> _Source passage_
_____

Tricky Calculus Question I

$\begin{aligned} I & = \int_\frac \pi 6^\frac \pi 3 \frac 1{1+\tan^{2018} x} dx & \small \color{#3D99F6} \text{Using }\int_a^b f(x) \ dx = \int_a^b f(a+b-x) \ dx \\ & = \frac 12 \int_\frac \pi 6^\frac \pi 3 \left(\frac 1{1+\tan^{2018} x} + \frac 1{1+\tan^{2018} \left(\frac \pi 2- x\right)} \right)dx \\ & = \frac 12 \int_\frac \pi 6^\frac \pi 3 \left(\frac 1{1+\tan^{2018} x} + \frac 1{1+\cot^{2018} x} \right)dx \\ & = \frac 12 \int_\frac \pi 6^\frac \pi 3 \left(\frac 1{1+\tan^{2018} x} + \frac 1{1+\frac 1{\tan^{2018} x}} \right)dx \\ & = \frac 12 \int_\frac \pi 6^\frac \pi 3 \left(\frac 1{1+\tan^{2018} x} + \frac {\tan^{2018}x}{\tan^{2018} x + 1} \right)dx \\ & = \frac 12 \int_\frac \pi 6^\frac \pi 3 dx = \frac x2 \ \bigg|_\frac \pi 6^\frac \pi 3 = \frac \pi{12} \end{aligned}$

Therefore, $k=\boxed{12}$ .

_____

> _Written tasks_
**a)** In the calculus solution, what value does the integral I evaluate to?
**b)** Extend the calculus solution, picking up right after its final line stating the value of k.

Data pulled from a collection

_____

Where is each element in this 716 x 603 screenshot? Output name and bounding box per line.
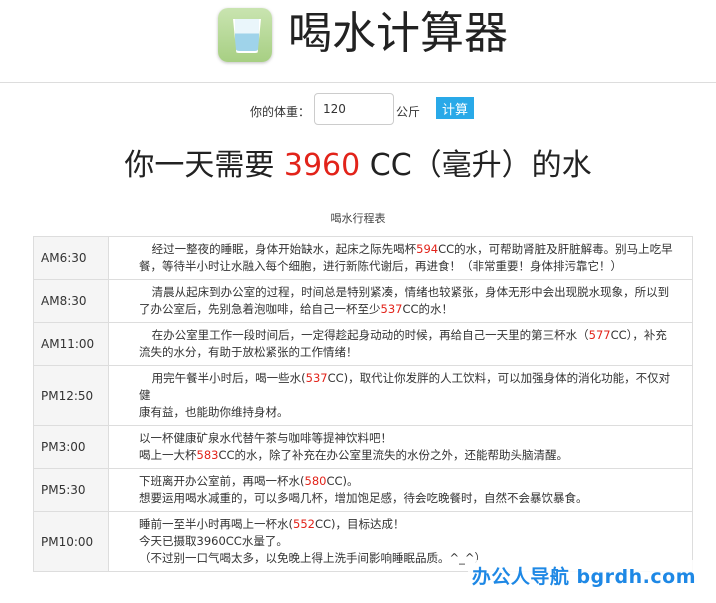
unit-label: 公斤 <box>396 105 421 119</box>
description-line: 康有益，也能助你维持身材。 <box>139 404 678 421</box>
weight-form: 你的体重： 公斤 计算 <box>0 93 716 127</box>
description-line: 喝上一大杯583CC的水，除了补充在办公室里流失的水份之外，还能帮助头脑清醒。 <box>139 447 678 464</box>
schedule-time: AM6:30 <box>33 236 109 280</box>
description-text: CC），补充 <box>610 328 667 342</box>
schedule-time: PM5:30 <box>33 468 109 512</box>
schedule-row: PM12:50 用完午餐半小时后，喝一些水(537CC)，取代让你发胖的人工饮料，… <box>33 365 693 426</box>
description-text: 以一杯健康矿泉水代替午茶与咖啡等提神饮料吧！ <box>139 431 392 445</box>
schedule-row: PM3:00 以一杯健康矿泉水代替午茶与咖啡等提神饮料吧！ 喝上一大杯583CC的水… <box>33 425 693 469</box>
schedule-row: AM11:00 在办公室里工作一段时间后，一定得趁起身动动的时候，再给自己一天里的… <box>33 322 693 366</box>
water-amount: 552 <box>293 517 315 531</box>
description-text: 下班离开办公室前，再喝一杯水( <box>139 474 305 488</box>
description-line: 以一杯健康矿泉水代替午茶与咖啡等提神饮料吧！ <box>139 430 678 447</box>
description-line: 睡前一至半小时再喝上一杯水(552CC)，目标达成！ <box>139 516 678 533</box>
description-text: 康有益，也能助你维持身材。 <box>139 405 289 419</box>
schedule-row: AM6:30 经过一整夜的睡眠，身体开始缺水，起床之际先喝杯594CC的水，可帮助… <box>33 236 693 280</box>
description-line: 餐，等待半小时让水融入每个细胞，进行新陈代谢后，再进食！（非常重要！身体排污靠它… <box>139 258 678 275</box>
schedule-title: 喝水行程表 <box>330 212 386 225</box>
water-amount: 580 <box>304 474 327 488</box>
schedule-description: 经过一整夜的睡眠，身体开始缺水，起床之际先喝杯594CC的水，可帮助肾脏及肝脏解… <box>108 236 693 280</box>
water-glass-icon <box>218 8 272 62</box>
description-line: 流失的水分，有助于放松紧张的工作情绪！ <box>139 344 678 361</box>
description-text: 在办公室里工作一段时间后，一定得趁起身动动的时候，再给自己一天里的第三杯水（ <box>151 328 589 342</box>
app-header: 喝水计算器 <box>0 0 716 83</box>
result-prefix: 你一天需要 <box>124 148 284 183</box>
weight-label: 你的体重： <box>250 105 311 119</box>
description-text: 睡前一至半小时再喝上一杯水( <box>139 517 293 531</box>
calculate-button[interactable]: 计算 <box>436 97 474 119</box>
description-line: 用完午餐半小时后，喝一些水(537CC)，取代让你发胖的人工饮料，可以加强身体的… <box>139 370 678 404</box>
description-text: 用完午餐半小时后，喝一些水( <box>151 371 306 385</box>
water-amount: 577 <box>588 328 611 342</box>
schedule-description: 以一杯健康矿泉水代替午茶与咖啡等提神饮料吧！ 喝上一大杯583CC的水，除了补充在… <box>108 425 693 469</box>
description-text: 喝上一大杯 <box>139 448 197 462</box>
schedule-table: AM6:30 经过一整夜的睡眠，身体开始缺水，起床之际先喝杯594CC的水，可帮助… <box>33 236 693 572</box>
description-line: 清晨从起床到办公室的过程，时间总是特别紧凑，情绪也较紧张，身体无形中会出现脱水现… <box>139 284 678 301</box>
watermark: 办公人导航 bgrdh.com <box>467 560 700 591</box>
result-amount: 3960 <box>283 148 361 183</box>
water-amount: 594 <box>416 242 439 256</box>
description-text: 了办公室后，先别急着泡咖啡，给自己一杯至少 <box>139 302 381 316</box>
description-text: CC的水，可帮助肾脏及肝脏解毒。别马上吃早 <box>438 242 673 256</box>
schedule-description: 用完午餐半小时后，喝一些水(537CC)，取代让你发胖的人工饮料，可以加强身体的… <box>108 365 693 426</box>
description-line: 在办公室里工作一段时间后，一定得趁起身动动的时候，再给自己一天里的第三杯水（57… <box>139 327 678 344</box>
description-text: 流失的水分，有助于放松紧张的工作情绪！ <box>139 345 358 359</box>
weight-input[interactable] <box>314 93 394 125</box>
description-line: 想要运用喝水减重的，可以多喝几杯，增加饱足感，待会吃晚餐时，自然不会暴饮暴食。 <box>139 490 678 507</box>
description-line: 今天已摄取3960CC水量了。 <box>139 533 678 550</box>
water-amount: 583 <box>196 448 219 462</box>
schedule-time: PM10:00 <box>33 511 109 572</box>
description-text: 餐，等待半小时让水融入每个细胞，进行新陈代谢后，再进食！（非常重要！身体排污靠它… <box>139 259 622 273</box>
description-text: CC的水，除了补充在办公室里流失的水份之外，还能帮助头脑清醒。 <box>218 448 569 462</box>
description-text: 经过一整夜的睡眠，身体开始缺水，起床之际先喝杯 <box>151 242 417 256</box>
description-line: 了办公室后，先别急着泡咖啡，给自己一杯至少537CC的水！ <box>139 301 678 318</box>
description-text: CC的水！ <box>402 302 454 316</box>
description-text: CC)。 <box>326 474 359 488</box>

_____

> _Answers by task_
**a)** I evaluates to π/12.

**b)**
First, we need to prove that the graph of $f(x)$ is symmetry about a point between $0\leq x\leq \frac{\pi }{2}$ .

$0\leq x\leq \frac{\pi }{2}$ ,

$f\left ( \frac{\pi }{2}-x \right ) =\frac{1}{1+tan^{k}\left ( \frac{\pi }{2}-x \right )} =\frac{1}{1+cot^{k}(x)}$

$f(x)+f\left ( \frac{\pi }{2}-x \right ) =\frac{1}{1+tan^{k}(x)}+\frac{1}{1+cot^{k}(x)} =1$

$0\leq x\leq \frac{\pi }{4}$ ,

$f\left ( \frac{\pi }{4}-x \right ) = f\left ( \frac{\pi }{2}- \left ( \frac{\pi }{4} +x\right)\right) = 1-f\left ( \frac{\pi }{4} + x \right )$

$f\left ( \frac{\pi }{4}-x \right )+f\left ( \frac{\pi }{4} + x \right ) =1$

Thus, we found that the graph of $f(x)$ is symmetry about a point $\left ( \frac{\pi }{4}, \frac{1}{2}\right )$ between $0\leq x\leq \frac{\pi }{2}$ .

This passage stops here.